* start EXERCISE INPUTS *

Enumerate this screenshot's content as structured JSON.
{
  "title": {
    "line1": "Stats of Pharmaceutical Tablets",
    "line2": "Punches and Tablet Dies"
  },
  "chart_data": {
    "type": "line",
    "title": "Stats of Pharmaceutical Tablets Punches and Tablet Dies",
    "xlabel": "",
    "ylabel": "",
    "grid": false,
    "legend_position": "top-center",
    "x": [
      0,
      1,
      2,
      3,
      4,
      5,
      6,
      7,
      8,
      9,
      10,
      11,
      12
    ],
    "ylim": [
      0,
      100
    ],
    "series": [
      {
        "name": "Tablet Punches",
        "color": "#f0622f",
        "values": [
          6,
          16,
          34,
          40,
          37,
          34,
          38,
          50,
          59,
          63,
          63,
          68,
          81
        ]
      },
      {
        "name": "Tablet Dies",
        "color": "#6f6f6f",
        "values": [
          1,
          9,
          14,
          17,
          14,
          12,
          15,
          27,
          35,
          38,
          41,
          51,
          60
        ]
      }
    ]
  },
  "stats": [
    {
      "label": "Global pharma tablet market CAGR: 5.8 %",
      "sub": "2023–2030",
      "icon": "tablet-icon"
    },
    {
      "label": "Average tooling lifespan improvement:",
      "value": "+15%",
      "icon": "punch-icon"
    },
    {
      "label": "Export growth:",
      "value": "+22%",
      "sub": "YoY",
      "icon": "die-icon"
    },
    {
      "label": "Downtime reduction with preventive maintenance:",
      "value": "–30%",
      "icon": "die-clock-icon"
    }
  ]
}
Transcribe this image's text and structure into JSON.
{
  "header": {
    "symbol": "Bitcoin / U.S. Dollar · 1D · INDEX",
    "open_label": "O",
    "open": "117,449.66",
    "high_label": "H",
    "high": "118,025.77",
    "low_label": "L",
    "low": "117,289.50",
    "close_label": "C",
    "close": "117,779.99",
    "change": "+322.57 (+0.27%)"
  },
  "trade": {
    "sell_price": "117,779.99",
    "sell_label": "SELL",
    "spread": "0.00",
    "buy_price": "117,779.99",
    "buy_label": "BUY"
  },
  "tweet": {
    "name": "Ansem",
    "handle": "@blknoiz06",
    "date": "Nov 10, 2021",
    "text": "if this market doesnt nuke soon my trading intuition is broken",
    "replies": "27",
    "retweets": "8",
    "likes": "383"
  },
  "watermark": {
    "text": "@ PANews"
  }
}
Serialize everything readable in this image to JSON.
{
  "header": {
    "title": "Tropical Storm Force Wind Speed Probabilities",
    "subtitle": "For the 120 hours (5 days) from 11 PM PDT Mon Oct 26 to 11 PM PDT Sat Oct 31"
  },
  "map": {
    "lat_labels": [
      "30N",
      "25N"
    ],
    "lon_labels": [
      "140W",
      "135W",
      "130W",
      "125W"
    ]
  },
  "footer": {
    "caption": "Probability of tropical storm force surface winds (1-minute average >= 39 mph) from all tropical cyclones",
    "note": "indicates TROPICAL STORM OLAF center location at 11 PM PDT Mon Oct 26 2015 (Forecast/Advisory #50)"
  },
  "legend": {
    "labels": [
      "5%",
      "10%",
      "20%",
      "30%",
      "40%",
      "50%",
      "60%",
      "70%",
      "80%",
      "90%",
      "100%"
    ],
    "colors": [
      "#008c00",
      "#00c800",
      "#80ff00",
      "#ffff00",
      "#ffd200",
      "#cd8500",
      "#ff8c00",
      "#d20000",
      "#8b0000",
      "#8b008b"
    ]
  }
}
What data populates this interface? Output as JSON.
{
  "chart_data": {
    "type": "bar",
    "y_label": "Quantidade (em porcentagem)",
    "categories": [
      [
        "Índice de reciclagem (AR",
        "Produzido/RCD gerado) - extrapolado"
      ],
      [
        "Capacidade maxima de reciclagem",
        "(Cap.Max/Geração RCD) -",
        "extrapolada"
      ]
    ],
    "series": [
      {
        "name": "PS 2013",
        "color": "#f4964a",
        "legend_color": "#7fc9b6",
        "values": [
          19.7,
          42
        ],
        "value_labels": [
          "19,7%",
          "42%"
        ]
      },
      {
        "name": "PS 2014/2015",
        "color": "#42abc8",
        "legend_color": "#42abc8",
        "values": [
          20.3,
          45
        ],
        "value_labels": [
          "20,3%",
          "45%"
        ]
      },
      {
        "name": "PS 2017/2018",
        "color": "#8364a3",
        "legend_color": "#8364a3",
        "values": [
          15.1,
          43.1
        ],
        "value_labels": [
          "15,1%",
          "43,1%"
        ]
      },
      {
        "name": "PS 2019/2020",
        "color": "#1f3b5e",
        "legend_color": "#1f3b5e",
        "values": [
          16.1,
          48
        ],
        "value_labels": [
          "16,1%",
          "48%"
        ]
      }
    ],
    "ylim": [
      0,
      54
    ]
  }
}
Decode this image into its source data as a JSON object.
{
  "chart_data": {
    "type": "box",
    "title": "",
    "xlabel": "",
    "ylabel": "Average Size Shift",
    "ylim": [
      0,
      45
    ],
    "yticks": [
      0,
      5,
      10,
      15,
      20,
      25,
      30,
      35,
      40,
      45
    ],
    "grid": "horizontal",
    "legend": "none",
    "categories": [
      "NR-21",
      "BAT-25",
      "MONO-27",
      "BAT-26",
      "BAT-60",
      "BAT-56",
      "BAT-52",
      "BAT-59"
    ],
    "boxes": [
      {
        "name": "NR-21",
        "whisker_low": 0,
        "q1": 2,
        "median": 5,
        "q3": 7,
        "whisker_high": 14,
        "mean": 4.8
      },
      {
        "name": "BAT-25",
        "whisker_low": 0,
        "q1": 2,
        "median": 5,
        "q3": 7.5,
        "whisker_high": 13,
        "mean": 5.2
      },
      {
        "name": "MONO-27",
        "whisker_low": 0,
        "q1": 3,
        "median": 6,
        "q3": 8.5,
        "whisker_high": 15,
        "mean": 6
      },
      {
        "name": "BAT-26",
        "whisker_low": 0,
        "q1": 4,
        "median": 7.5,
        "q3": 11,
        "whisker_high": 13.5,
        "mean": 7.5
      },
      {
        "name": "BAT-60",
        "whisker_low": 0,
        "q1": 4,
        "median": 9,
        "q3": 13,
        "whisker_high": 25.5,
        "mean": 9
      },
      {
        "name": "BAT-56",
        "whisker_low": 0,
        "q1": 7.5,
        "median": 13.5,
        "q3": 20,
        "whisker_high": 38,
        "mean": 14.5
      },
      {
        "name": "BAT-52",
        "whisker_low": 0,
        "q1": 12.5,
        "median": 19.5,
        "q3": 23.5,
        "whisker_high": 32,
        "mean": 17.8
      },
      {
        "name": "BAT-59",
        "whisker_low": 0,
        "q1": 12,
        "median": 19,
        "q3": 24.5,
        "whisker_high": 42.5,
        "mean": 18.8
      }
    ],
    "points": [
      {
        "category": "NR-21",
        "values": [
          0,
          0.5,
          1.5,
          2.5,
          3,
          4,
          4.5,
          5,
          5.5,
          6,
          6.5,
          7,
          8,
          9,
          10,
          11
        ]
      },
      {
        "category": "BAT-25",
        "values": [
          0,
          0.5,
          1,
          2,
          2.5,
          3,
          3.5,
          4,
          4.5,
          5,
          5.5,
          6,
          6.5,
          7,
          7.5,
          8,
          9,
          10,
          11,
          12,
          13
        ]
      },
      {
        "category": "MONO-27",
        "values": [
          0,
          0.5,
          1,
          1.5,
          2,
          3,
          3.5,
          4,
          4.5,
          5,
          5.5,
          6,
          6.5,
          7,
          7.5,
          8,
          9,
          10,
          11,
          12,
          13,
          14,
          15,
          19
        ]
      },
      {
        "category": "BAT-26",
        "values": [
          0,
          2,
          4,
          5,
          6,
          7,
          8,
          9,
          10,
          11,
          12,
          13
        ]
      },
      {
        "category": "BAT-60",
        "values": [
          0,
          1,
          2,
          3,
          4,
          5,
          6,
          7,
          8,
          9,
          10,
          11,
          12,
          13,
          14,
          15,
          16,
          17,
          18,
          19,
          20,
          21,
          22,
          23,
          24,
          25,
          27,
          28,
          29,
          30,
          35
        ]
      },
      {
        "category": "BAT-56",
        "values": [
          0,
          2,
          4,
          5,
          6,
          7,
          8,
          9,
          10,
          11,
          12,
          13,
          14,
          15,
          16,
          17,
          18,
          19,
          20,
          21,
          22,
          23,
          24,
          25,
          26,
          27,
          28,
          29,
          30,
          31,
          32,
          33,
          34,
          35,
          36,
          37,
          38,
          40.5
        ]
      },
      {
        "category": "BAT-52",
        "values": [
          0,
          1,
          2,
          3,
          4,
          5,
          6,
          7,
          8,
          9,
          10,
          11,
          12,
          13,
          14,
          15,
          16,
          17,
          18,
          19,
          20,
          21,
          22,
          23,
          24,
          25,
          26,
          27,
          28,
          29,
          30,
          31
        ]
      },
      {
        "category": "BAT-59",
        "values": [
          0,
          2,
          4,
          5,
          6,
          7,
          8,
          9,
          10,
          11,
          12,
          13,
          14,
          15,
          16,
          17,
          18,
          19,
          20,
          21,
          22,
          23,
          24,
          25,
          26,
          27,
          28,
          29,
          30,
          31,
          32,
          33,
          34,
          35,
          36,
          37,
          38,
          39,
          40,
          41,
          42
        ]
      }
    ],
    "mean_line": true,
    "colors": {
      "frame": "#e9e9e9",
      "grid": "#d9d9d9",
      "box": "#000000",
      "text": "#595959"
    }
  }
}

* end EXERCISE INPUTS *

**STATED GOAL**: State how many lines of the listing above hold the word "median", with nothing but the number.

**RESPONSE TO THIS TASK**: 8